== PROBLEM REQUIREMENTS ==
State only the count of lines in the listing below that hold "offset".

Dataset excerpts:
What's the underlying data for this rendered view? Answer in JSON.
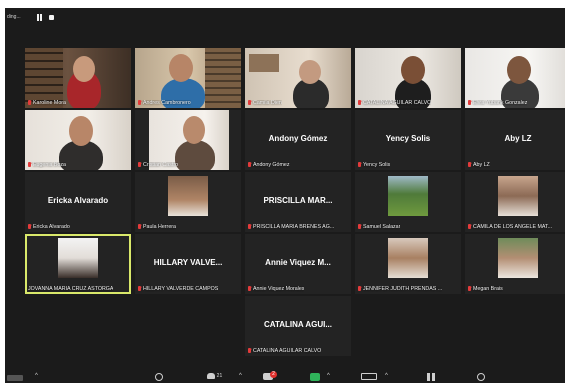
{
  "window": {
    "recording_label": "ding...",
    "participant_count": "21"
  },
  "participants": [
    {
      "name": "Karoline Mora"
    },
    {
      "name": "Andres Cambronero"
    },
    {
      "name": "Camila Dien"
    },
    {
      "name": "CATALINA AGUILAR CALVO"
    },
    {
      "name": "Elvia Yubank Gonzalez"
    },
    {
      "name": "Eugenia Boza"
    },
    {
      "name": "Cristian Castro"
    },
    {
      "name": "Andony Gómez",
      "display": "Andony Gómez"
    },
    {
      "name": "Yency Solis",
      "display": "Yency Solis"
    },
    {
      "name": "Aby LZ",
      "display": "Aby LZ"
    },
    {
      "name": "Ericka Alvarado",
      "display": "Ericka Alvarado"
    },
    {
      "name": "Paula Herrera"
    },
    {
      "name": "PRISCILLA MARIA BRENES AG...",
      "display": "PRISCILLA MAR..."
    },
    {
      "name": "Samuel Salazar"
    },
    {
      "name": "CAMILA DE LOS ANGELE MAT..."
    },
    {
      "name": "JOVANNA MARIA CRUZ ASTORGA"
    },
    {
      "name": "HILLARY VALVERDE CAMPOS",
      "display": "HILLARY VALVE..."
    },
    {
      "name": "Annie Viquez Morales",
      "display": "Annie Viquez M..."
    },
    {
      "name": "JENNIFER JUDITH PRENDAS ...",
      "display": ""
    },
    {
      "name": "Megan Brais"
    },
    {
      "name": "CATALINA AGUILAR CALVO",
      "display": "CATALINA AGUI..."
    }
  ],
  "colors": {
    "background": "#1b1b1b",
    "tile": "#232323",
    "active_speaker_border": "#d9e86a",
    "muted_icon": "#e33b3b",
    "notification_badge": "#e0302d"
  },
  "toolbar": {
    "chat_badge": "2"
  }
}
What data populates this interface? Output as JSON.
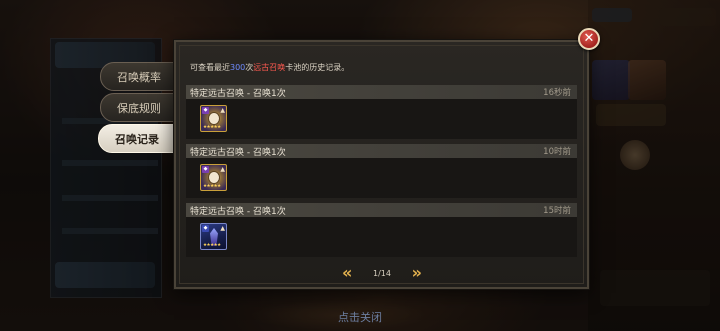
{
  "tabs": [
    {
      "label": "召唤概率"
    },
    {
      "label": "保底规则"
    },
    {
      "label": "召唤记录",
      "active": true
    }
  ],
  "notice": {
    "prefix": "可查看最近",
    "count": "300",
    "mid": "次",
    "pool": "远古召唤",
    "suffix": "卡池的历史记录。"
  },
  "records": [
    {
      "title": "特定远古召唤 - 召唤1次",
      "time": "16秒前",
      "card_icon": "hero-card-gold-icon"
    },
    {
      "title": "特定远古召唤 - 召唤1次",
      "time": "10时前",
      "card_icon": "hero-card-gold-icon"
    },
    {
      "title": "特定远古召唤 - 召唤1次",
      "time": "15时前",
      "card_icon": "hero-card-blue-icon"
    }
  ],
  "pager": {
    "label": "1/14",
    "prev_icon": "double-chevron-left-icon",
    "next_icon": "double-chevron-right-icon"
  },
  "close": {
    "icon": "close-icon",
    "glyph": "✕"
  },
  "footer": {
    "tap_close": "点击关闭"
  },
  "colors": {
    "accent_gold": "#e2b14e",
    "highlight_blue": "#6f8cff",
    "highlight_red": "#ff5a50",
    "close_red": "#c33a33"
  }
}
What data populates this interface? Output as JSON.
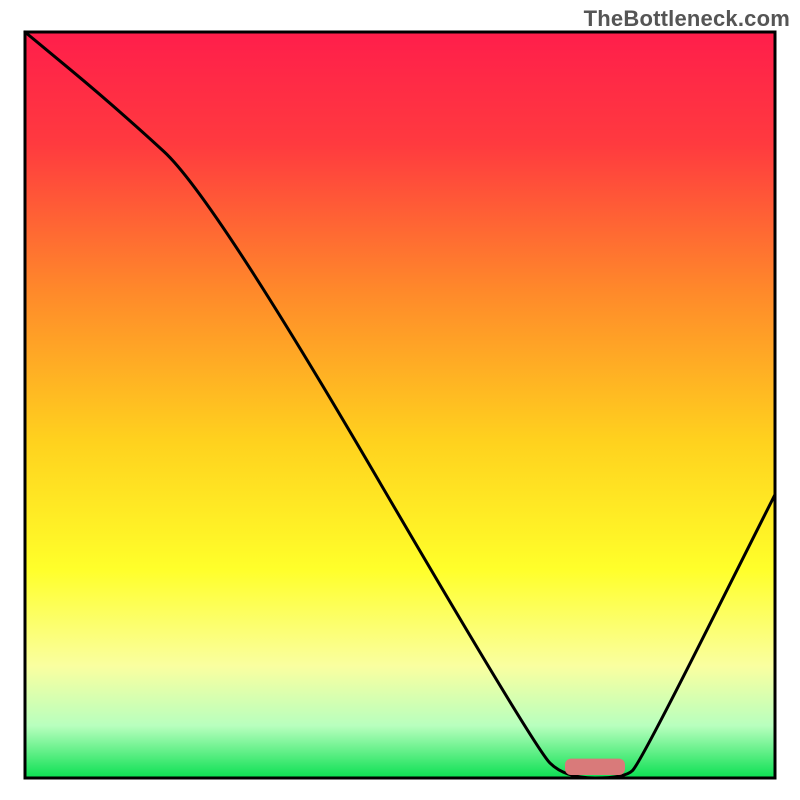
{
  "watermark": "TheBottleneck.com",
  "chart_data": {
    "type": "line",
    "title": "",
    "xlabel": "",
    "ylabel": "",
    "xlim": [
      0,
      100
    ],
    "ylim": [
      0,
      100
    ],
    "series": [
      {
        "name": "bottleneck-curve",
        "x": [
          0,
          12,
          25,
          68,
          72,
          80,
          82,
          100
        ],
        "values": [
          100,
          90,
          78,
          4,
          0,
          0,
          2,
          38
        ]
      }
    ],
    "marker": {
      "name": "highlight-bar",
      "x_from": 72,
      "x_to": 80,
      "y": 1.5,
      "thickness": 2.2,
      "color": "#d97a7a"
    },
    "background_gradient": {
      "stops": [
        {
          "offset": 0.0,
          "color": "#ff1e4b"
        },
        {
          "offset": 0.15,
          "color": "#ff3a3f"
        },
        {
          "offset": 0.35,
          "color": "#ff8a2a"
        },
        {
          "offset": 0.55,
          "color": "#ffd21e"
        },
        {
          "offset": 0.72,
          "color": "#ffff2a"
        },
        {
          "offset": 0.85,
          "color": "#faffa0"
        },
        {
          "offset": 0.93,
          "color": "#b8ffbe"
        },
        {
          "offset": 1.0,
          "color": "#0be052"
        }
      ]
    },
    "frame_color": "#000000",
    "line_color": "#000000",
    "line_width": 3
  }
}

== WRITTEN ANSWER ==
8